*WHAT YOU SHOULD DO*:
Print each line of the records below verbatim, keeping every character and the original order unchanged.

*DATASET ROWS*:
————

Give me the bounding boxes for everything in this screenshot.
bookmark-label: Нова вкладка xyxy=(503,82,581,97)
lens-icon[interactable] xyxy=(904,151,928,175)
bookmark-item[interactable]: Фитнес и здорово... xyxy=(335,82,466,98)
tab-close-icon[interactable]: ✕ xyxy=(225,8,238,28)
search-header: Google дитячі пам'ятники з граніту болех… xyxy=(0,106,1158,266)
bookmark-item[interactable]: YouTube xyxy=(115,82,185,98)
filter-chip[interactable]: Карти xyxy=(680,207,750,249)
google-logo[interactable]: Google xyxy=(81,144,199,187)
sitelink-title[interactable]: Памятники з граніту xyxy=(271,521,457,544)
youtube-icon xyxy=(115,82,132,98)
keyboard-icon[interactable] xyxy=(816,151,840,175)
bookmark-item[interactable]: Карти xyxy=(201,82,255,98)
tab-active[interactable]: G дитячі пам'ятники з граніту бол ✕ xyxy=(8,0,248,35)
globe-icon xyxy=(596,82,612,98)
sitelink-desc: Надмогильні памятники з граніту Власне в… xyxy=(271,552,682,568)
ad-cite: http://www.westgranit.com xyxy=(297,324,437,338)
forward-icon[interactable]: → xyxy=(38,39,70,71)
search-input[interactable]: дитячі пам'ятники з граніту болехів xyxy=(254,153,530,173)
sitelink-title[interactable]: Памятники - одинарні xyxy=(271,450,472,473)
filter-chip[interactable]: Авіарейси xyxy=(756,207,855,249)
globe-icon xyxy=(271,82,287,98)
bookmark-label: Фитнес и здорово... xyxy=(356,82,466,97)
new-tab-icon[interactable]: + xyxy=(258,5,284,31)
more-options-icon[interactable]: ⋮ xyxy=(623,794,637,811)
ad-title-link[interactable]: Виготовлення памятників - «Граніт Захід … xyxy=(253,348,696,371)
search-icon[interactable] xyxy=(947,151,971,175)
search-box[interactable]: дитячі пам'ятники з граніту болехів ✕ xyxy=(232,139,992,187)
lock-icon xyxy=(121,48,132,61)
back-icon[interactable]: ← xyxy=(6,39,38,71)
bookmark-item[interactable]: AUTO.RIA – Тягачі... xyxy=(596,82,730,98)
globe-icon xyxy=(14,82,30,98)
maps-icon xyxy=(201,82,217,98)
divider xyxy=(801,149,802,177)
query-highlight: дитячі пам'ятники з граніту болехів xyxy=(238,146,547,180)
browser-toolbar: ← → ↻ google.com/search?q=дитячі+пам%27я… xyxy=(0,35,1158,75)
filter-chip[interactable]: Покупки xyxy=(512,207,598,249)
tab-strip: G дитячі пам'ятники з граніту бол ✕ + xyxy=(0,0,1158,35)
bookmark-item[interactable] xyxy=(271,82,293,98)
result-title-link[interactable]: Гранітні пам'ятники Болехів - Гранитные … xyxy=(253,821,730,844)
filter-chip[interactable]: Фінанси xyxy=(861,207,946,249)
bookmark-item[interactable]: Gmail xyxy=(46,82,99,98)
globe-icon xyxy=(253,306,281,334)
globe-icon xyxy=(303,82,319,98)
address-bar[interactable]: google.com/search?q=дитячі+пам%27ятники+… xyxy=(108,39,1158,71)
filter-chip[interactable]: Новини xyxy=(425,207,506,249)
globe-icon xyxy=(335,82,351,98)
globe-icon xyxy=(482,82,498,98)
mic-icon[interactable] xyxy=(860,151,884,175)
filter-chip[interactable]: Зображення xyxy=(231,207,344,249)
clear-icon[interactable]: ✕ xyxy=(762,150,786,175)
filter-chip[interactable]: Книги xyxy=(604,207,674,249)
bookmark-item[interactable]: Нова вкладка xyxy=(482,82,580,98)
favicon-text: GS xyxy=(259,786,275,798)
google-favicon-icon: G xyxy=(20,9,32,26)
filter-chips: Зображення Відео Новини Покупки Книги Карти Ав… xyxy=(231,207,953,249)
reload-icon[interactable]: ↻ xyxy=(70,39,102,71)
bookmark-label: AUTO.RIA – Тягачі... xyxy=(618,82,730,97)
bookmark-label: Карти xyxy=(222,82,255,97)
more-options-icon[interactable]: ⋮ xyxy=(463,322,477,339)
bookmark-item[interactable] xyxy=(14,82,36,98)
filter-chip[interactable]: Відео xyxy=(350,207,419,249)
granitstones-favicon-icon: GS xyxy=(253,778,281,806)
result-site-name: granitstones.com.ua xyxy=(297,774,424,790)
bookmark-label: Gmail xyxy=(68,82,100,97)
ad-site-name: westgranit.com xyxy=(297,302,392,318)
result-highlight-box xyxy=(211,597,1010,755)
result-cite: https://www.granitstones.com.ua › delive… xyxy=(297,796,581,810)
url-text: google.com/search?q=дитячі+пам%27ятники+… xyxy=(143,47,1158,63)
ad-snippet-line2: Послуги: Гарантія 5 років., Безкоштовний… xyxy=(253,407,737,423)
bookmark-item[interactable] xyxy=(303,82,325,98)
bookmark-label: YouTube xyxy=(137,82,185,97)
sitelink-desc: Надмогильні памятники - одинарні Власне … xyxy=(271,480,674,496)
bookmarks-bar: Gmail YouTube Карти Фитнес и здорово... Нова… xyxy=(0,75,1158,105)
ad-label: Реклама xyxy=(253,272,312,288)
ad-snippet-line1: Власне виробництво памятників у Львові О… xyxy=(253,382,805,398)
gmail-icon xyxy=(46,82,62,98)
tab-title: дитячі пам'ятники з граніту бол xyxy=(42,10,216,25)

————

*EXERCISE SOLUTION*:
Give me the bounding boxes for everything in this screenshot.
bookmark-label: Нова вкладка xyxy=(503,82,581,97)
lens-icon[interactable] xyxy=(904,151,928,175)
bookmark-item[interactable]: Фитнес и здорово... xyxy=(335,82,466,98)
tab-close-icon[interactable]: ✕ xyxy=(225,8,238,28)
search-header: Google дитячі пам'ятники з граніту болех… xyxy=(0,106,1158,266)
bookmark-item[interactable]: YouTube xyxy=(115,82,185,98)
filter-chip[interactable]: Карти xyxy=(680,207,750,249)
google-logo[interactable]: Google xyxy=(81,144,199,187)
sitelink-title[interactable]: Памятники з граніту xyxy=(271,521,457,544)
youtube-icon xyxy=(115,82,132,98)
keyboard-icon[interactable] xyxy=(816,151,840,175)
bookmark-item[interactable]: Карти xyxy=(201,82,255,98)
tab-active[interactable]: G дитячі пам'ятники з граніту бол ✕ xyxy=(8,0,248,35)
globe-icon xyxy=(596,82,612,98)
sitelink-desc: Надмогильні памятники з граніту Власне в… xyxy=(271,552,682,568)
ad-cite: http://www.westgranit.com xyxy=(297,324,437,338)
forward-icon[interactable]: → xyxy=(38,39,70,71)
search-input[interactable]: дитячі пам'ятники з граніту болехів xyxy=(254,153,530,173)
sitelink-title[interactable]: Памятники - одинарні xyxy=(271,450,472,473)
filter-chip[interactable]: Авіарейси xyxy=(756,207,855,249)
globe-icon xyxy=(271,82,287,98)
bookmark-label: Фитнес и здорово... xyxy=(356,82,466,97)
new-tab-icon[interactable]: + xyxy=(258,5,284,31)
more-options-icon[interactable]: ⋮ xyxy=(623,794,637,811)
ad-title-link[interactable]: Виготовлення памятників - «Граніт Захід … xyxy=(253,348,696,371)
search-icon[interactable] xyxy=(947,151,971,175)
search-box[interactable]: дитячі пам'ятники з граніту болехів ✕ xyxy=(232,139,992,187)
lock-icon xyxy=(121,48,132,61)
back-icon[interactable]: ← xyxy=(6,39,38,71)
bookmark-item[interactable]: AUTO.RIA – Тягачі... xyxy=(596,82,730,98)
globe-icon xyxy=(14,82,30,98)
maps-icon xyxy=(201,82,217,98)
divider xyxy=(801,149,802,177)
query-highlight: дитячі пам'ятники з граніту болехів xyxy=(238,146,547,180)
browser-toolbar: ← → ↻ google.com/search?q=дитячі+пам%27я… xyxy=(0,35,1158,75)
filter-chip[interactable]: Покупки xyxy=(512,207,598,249)
tab-strip: G дитячі пам'ятники з граніту бол ✕ + xyxy=(0,0,1158,35)
bookmark-item[interactable] xyxy=(271,82,293,98)
result-title-link[interactable]: Гранітні пам'ятники Болехів - Гранитные … xyxy=(253,821,730,844)
filter-chip[interactable]: Фінанси xyxy=(861,207,946,249)
bookmark-item[interactable]: Gmail xyxy=(46,82,99,98)
globe-icon xyxy=(253,306,281,334)
globe-icon xyxy=(303,82,319,98)
address-bar[interactable]: google.com/search?q=дитячі+пам%27ятники+… xyxy=(108,39,1158,71)
filter-chip[interactable]: Новини xyxy=(425,207,506,249)
globe-icon xyxy=(335,82,351,98)
globe-icon xyxy=(482,82,498,98)
mic-icon[interactable] xyxy=(860,151,884,175)
filter-chip[interactable]: Зображення xyxy=(231,207,344,249)
clear-icon[interactable]: ✕ xyxy=(762,150,786,175)
filter-chip[interactable]: Книги xyxy=(604,207,674,249)
bookmark-item[interactable]: Нова вкладка xyxy=(482,82,580,98)
favicon-text: GS xyxy=(259,786,275,798)
google-favicon-icon: G xyxy=(20,9,32,26)
filter-chips: Зображення Відео Новини Покупки Книги Карти Ав… xyxy=(231,207,953,249)
reload-icon[interactable]: ↻ xyxy=(70,39,102,71)
bookmark-label: AUTO.RIA – Тягачі... xyxy=(618,82,730,97)
bookmark-label: Карти xyxy=(222,82,255,97)
more-options-icon[interactable]: ⋮ xyxy=(463,322,477,339)
bookmark-item[interactable] xyxy=(14,82,36,98)
filter-chip[interactable]: Відео xyxy=(350,207,419,249)
granitstones-favicon-icon: GS xyxy=(253,778,281,806)
result-site-name: granitstones.com.ua xyxy=(297,774,424,790)
bookmark-label: Gmail xyxy=(68,82,100,97)
ad-site-name: westgranit.com xyxy=(297,302,392,318)
result-highlight-box xyxy=(211,597,1010,755)
result-cite: https://www.granitstones.com.ua › delive… xyxy=(297,796,581,810)
url-text: google.com/search?q=дитячі+пам%27ятники+… xyxy=(143,47,1158,63)
ad-snippet-line2: Послуги: Гарантія 5 років., Безкоштовний… xyxy=(253,407,737,423)
bookmark-item[interactable] xyxy=(303,82,325,98)
bookmark-label: YouTube xyxy=(137,82,185,97)
sitelink-desc: Надмогильні памятники - одинарні Власне … xyxy=(271,480,674,496)
bookmarks-bar: Gmail YouTube Карти Фитнес и здорово... Нова… xyxy=(0,75,1158,105)
ad-label: Реклама xyxy=(253,272,312,288)
ad-snippet-line1: Власне виробництво памятників у Львові О… xyxy=(253,382,805,398)
gmail-icon xyxy=(46,82,62,98)
tab-title: дитячі пам'ятники з граніту бол xyxy=(42,10,216,25)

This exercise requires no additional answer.